▸ What the task requires:
Gather all lines from the material that contain the word "climatology".

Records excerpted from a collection
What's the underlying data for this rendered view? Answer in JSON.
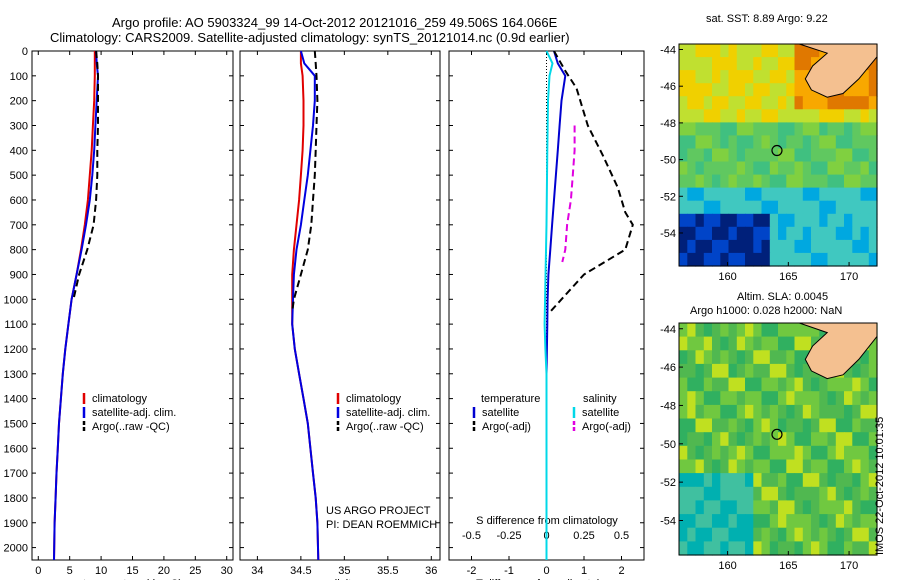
{
  "titles": {
    "line1": "Argo profile: AO 5903324_99 14-Oct-2012 20121016_259 49.506S 164.066E",
    "line2": "Climatology: CARS2009. Satellite-adjusted climatology: synTS_20121014.nc (0.9d earlier)"
  },
  "map_top_title": "sat. SST: 8.89 Argo: 9.22",
  "map_bottom_title1": "Altim. SLA: 0.0045",
  "map_bottom_title2": "Argo h1000: 0.028 h2000: NaN",
  "side_stamp": "IMOS 22-Oct-2012 10:01:35",
  "project": {
    "line1": "US ARGO PROJECT",
    "line2": "PI: DEAN ROEMMICH"
  },
  "legend": {
    "clim": "climatology",
    "sat": "satellite-adj. clim.",
    "argo": "Argo(..raw -QC)",
    "temperature_head": "temperature",
    "salinity_head": "salinity",
    "satellite": "satellite",
    "argo_adj": "Argo(-adj)"
  },
  "colors": {
    "clim": "#e00000",
    "sat": "#0000e0",
    "argo": "#000000",
    "diff_t_sat": "#0000d0",
    "diff_s_sat": "#00d8e8",
    "diff_s_argo": "#e000e0",
    "land": "#f4c090",
    "circle": "#000000"
  },
  "chart_data": [
    {
      "type": "line",
      "panel": "temperature",
      "xlabel": "temperature (deg C)",
      "ylabel": "",
      "xlim": [
        -1,
        31
      ],
      "ylim": [
        0,
        2050
      ],
      "y_reversed": true,
      "xticks": [
        0,
        5,
        10,
        15,
        20,
        25,
        30
      ],
      "yticks": [
        0,
        100,
        200,
        300,
        400,
        500,
        600,
        700,
        800,
        900,
        1000,
        1100,
        1200,
        1300,
        1400,
        1500,
        1600,
        1700,
        1800,
        1900,
        2000
      ],
      "series": [
        {
          "name": "climatology",
          "style": "solid",
          "color_key": "clim",
          "x": [
            9.0,
            9.0,
            9.0,
            8.9,
            8.7,
            8.5,
            8.2,
            7.9,
            7.4,
            6.8,
            6.1,
            5.3,
            4.8,
            4.3,
            3.9,
            3.6,
            3.3,
            3.1,
            2.9,
            2.75,
            2.6,
            2.5
          ],
          "y": [
            0,
            50,
            100,
            200,
            300,
            400,
            500,
            600,
            700,
            800,
            900,
            1000,
            1100,
            1200,
            1300,
            1400,
            1500,
            1600,
            1700,
            1800,
            1900,
            2050
          ]
        },
        {
          "name": "satellite-adj. clim.",
          "style": "solid",
          "color_key": "sat",
          "x": [
            9.2,
            9.3,
            9.5,
            9.3,
            9.1,
            8.9,
            8.6,
            8.2,
            7.6,
            6.9,
            6.1,
            5.3,
            4.8,
            4.3,
            3.9,
            3.6,
            3.3,
            3.1,
            2.9,
            2.75,
            2.6,
            2.5
          ],
          "y": [
            0,
            50,
            100,
            200,
            300,
            400,
            500,
            600,
            700,
            800,
            900,
            1000,
            1100,
            1200,
            1300,
            1400,
            1500,
            1600,
            1700,
            1800,
            1900,
            2050
          ]
        },
        {
          "name": "Argo(..raw -QC)",
          "style": "dashed",
          "color_key": "argo",
          "x": [
            9.2,
            9.4,
            9.5,
            9.5,
            9.5,
            9.4,
            9.4,
            9.2,
            8.8,
            7.8,
            6.5,
            5.6
          ],
          "y": [
            0,
            50,
            100,
            200,
            300,
            400,
            500,
            600,
            700,
            800,
            900,
            1000
          ]
        }
      ]
    },
    {
      "type": "line",
      "panel": "salinity",
      "xlabel": "salinity",
      "ylabel": "",
      "xlim": [
        33.8,
        36.1
      ],
      "ylim": [
        0,
        2050
      ],
      "y_reversed": true,
      "xticks": [
        34,
        34.5,
        35,
        35.5,
        36
      ],
      "series": [
        {
          "name": "climatology",
          "style": "solid",
          "color_key": "clim",
          "x": [
            34.5,
            34.5,
            34.52,
            34.53,
            34.53,
            34.52,
            34.5,
            34.48,
            34.45,
            34.42,
            34.4,
            34.4,
            34.4,
            34.43,
            34.48,
            34.53,
            34.58,
            34.61,
            34.64,
            34.67,
            34.69,
            34.7
          ],
          "y": [
            0,
            50,
            100,
            200,
            300,
            400,
            500,
            600,
            700,
            800,
            900,
            1000,
            1100,
            1200,
            1300,
            1400,
            1500,
            1600,
            1700,
            1800,
            1900,
            2050
          ]
        },
        {
          "name": "satellite-adj. clim.",
          "style": "solid",
          "color_key": "sat",
          "x": [
            34.5,
            34.54,
            34.66,
            34.66,
            34.64,
            34.61,
            34.58,
            34.54,
            34.5,
            34.45,
            34.42,
            34.41,
            34.4,
            34.43,
            34.48,
            34.53,
            34.58,
            34.61,
            34.64,
            34.67,
            34.69,
            34.7
          ],
          "y": [
            0,
            50,
            100,
            200,
            300,
            400,
            500,
            600,
            700,
            800,
            900,
            1000,
            1100,
            1200,
            1300,
            1400,
            1500,
            1600,
            1700,
            1800,
            1900,
            2050
          ]
        },
        {
          "name": "Argo(..raw -QC)",
          "style": "dashed",
          "color_key": "argo",
          "x": [
            34.66,
            34.67,
            34.68,
            34.69,
            34.68,
            34.67,
            34.66,
            34.64,
            34.62,
            34.58,
            34.5,
            34.42,
            34.4
          ],
          "y": [
            0,
            50,
            100,
            200,
            300,
            400,
            500,
            600,
            700,
            800,
            900,
            1000,
            1050
          ]
        }
      ]
    },
    {
      "type": "line",
      "panel": "difference",
      "xlabel": "T difference from climatology",
      "xlabel2": "S difference from climatology",
      "ylabel": "",
      "xlim": [
        -2.6,
        2.6
      ],
      "ylim": [
        0,
        2050
      ],
      "y_reversed": true,
      "xticks": [
        -2,
        -1,
        0,
        1,
        2
      ],
      "xticks2_labels": [
        "-0.5",
        "-0.25",
        "0",
        "0.25",
        "0.5"
      ],
      "series": [
        {
          "name": "temperature satellite",
          "style": "solid",
          "color_key": "diff_t_sat",
          "x": [
            0.2,
            0.3,
            0.5,
            0.4,
            0.35,
            0.3,
            0.25,
            0.2,
            0.15,
            0.1,
            0.05,
            0.03,
            0.02,
            0.01,
            0.0,
            0.0,
            0.0,
            0.0,
            0.0,
            0.0,
            0.0
          ],
          "y": [
            0,
            50,
            100,
            200,
            300,
            400,
            500,
            600,
            700,
            800,
            900,
            1000,
            1100,
            1200,
            1300,
            1400,
            1500,
            1600,
            1700,
            1800,
            2050
          ]
        },
        {
          "name": "temperature Argo(-adj)",
          "style": "dashed",
          "color_key": "argo",
          "x": [
            0.2,
            0.5,
            0.8,
            1.1,
            1.5,
            1.9,
            2.1,
            2.3,
            2.1,
            1.0,
            0.4,
            0.1
          ],
          "y": [
            0,
            80,
            150,
            300,
            420,
            550,
            650,
            700,
            800,
            900,
            1000,
            1050
          ]
        },
        {
          "name": "salinity satellite",
          "style": "solid",
          "color_key": "diff_s_sat",
          "x": [
            0.0,
            0.16,
            0.08,
            0.04,
            0.02,
            0.0,
            -0.05,
            -0.03,
            0.0,
            0.0,
            0.0,
            0.0,
            0.0,
            0.0,
            0.0,
            0.0,
            0.0,
            0.0,
            0.0,
            0.0
          ],
          "y": [
            0,
            50,
            100,
            200,
            400,
            700,
            1100,
            1200,
            1300,
            1400,
            1500,
            1600,
            1700,
            1800,
            1900,
            2000,
            2050,
            2050,
            2050,
            2050
          ]
        },
        {
          "name": "salinity Argo(-adj)",
          "style": "dashed",
          "color_key": "diff_s_argo",
          "x": [
            0.75,
            0.75,
            0.7,
            0.65,
            0.55,
            0.5,
            0.42
          ],
          "y": [
            300,
            400,
            500,
            600,
            700,
            800,
            850
          ]
        }
      ]
    }
  ],
  "maps": {
    "lon_ticks": [
      160,
      165,
      170
    ],
    "lat_ticks": [
      -44,
      -46,
      -48,
      -50,
      -52,
      -54
    ],
    "lon_range": [
      156,
      172.3
    ],
    "lat_range": [
      -55.8,
      -43.7
    ],
    "argo_position": {
      "lon": 164.066,
      "lat": -49.506
    }
  }
}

▸ Worked solution:
    "line2": "Climatology: CARS2009. Satellite-adjusted climatology: synTS_20121014.nc (0.9d earlier)"
    "clim": "climatology",
          "name": "climatology",
          "name": "climatology",
      "xlabel": "T difference from climatology",
      "xlabel2": "S difference from climatology",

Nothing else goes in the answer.